Exercise requirements
Once you have checked each line below, report only the number of lines that contain the word "JSON".
START Input data
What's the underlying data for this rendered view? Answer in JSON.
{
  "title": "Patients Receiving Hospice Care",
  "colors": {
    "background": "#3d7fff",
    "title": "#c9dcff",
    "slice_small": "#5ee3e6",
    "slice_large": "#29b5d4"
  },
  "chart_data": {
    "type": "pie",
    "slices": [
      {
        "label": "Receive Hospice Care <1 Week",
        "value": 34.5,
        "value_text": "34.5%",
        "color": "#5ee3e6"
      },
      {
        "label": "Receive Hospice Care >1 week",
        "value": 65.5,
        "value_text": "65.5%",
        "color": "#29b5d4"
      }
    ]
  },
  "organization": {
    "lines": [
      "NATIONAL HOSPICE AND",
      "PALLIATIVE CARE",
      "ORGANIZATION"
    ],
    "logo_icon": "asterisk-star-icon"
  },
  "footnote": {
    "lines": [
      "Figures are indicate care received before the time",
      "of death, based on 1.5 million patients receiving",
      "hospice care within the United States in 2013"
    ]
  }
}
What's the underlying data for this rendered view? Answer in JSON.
END Input data
START Input data
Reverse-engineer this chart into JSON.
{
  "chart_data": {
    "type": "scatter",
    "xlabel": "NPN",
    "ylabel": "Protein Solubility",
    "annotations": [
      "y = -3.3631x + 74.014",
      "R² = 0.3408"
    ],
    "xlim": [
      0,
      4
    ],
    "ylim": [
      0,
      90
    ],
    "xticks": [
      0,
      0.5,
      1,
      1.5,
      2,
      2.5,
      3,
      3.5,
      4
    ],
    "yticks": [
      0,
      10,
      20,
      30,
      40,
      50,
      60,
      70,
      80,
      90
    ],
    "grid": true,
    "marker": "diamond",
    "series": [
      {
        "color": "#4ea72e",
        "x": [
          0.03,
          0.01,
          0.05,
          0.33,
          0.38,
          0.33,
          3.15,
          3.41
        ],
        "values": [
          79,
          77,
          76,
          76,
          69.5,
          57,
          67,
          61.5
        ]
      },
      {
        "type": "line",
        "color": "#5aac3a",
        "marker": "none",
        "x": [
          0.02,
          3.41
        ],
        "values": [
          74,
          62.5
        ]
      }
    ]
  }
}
END Input data
START Input data
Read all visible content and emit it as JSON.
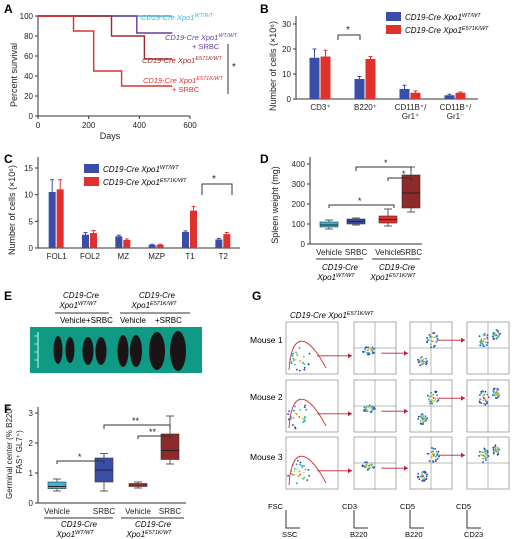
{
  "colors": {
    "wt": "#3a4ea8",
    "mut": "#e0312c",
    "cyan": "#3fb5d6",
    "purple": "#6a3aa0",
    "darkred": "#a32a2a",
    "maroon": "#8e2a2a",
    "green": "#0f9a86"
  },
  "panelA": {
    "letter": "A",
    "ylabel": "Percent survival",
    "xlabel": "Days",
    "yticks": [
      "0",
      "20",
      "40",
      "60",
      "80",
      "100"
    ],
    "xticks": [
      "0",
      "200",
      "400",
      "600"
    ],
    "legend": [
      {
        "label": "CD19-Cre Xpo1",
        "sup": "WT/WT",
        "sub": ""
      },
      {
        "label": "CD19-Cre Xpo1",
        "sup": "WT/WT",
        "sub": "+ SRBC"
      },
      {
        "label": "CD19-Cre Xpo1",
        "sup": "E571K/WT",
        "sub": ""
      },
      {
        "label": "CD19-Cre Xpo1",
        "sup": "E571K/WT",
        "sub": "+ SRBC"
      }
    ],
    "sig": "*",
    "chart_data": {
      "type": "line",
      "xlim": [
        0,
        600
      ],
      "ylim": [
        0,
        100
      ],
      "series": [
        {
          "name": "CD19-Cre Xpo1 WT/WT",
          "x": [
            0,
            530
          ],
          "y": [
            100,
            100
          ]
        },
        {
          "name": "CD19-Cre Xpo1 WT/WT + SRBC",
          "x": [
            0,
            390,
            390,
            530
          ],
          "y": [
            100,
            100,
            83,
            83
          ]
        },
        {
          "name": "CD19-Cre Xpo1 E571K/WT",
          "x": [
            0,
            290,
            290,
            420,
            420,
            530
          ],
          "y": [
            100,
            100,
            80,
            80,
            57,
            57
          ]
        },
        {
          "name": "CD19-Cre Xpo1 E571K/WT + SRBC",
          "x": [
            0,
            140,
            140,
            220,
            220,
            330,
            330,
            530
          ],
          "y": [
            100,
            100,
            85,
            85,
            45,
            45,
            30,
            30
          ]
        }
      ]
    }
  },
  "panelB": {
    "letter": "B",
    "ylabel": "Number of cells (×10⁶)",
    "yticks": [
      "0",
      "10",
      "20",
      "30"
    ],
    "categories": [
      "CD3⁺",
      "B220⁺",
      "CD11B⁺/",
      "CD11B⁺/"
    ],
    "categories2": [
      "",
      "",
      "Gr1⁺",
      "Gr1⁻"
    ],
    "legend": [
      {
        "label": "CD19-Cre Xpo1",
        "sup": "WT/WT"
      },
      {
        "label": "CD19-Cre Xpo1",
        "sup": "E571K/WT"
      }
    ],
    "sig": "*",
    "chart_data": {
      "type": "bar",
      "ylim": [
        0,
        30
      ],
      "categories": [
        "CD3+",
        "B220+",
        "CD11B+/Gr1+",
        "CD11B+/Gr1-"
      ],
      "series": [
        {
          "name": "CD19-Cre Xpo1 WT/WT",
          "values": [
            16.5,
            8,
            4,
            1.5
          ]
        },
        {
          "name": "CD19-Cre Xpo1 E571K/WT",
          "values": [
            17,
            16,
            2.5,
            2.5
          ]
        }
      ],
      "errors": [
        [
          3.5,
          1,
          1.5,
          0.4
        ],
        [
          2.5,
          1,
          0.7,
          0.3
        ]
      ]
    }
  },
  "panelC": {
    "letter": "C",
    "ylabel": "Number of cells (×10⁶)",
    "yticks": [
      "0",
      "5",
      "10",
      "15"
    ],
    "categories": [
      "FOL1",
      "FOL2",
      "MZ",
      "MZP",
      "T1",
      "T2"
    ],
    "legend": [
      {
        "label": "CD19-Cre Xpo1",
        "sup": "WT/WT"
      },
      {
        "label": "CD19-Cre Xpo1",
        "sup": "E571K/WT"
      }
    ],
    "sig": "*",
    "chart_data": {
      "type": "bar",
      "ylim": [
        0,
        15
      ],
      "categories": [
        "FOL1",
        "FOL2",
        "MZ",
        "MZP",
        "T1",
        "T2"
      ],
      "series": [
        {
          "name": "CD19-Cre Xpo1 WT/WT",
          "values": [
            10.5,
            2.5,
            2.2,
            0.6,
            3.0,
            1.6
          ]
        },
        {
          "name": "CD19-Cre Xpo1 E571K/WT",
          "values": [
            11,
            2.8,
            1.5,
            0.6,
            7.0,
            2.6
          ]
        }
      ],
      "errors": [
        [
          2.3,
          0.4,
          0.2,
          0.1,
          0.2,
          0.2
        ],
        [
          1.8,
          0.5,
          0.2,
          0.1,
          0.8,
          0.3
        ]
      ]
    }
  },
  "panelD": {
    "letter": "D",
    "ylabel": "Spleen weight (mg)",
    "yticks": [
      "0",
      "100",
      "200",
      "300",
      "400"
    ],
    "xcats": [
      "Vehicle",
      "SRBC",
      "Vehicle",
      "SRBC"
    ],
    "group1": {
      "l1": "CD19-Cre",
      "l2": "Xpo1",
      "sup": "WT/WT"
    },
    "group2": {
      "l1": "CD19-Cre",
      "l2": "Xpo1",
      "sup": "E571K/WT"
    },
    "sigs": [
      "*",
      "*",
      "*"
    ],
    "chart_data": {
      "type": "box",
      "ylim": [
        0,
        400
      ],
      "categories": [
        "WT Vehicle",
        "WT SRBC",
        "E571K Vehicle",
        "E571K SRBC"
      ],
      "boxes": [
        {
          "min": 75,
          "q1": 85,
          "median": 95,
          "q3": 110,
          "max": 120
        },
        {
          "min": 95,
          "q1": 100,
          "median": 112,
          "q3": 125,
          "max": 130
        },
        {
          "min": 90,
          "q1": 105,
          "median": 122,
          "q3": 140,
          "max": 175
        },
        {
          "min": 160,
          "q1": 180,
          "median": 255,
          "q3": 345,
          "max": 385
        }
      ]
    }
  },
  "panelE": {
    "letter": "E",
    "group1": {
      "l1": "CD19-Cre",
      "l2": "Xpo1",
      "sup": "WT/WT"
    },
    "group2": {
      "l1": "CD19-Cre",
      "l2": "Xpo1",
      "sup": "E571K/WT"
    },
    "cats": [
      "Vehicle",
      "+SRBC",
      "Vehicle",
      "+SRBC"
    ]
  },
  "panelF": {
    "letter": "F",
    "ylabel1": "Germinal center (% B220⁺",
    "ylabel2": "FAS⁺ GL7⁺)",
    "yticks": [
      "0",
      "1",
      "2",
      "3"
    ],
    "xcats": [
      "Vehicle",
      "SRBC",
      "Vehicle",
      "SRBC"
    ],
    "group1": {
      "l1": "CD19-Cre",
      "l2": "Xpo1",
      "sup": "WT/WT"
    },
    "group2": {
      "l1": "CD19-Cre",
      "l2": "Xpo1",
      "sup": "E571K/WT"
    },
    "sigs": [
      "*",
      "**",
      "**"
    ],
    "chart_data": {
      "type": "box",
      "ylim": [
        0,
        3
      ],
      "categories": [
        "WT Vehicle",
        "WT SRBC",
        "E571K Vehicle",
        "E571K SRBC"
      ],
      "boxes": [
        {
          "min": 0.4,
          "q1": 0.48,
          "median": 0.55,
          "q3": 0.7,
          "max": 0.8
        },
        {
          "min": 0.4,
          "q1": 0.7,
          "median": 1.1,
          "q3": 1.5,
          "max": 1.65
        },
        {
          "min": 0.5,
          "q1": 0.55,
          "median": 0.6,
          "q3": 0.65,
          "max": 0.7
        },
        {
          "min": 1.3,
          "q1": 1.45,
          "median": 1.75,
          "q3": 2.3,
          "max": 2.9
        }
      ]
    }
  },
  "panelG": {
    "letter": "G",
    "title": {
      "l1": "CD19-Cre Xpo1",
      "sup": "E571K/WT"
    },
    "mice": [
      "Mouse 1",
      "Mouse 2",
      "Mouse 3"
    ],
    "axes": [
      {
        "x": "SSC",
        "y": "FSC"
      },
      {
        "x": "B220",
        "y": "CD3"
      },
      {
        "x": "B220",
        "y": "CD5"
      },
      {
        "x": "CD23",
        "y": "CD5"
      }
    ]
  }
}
END Input data
Worked solution
4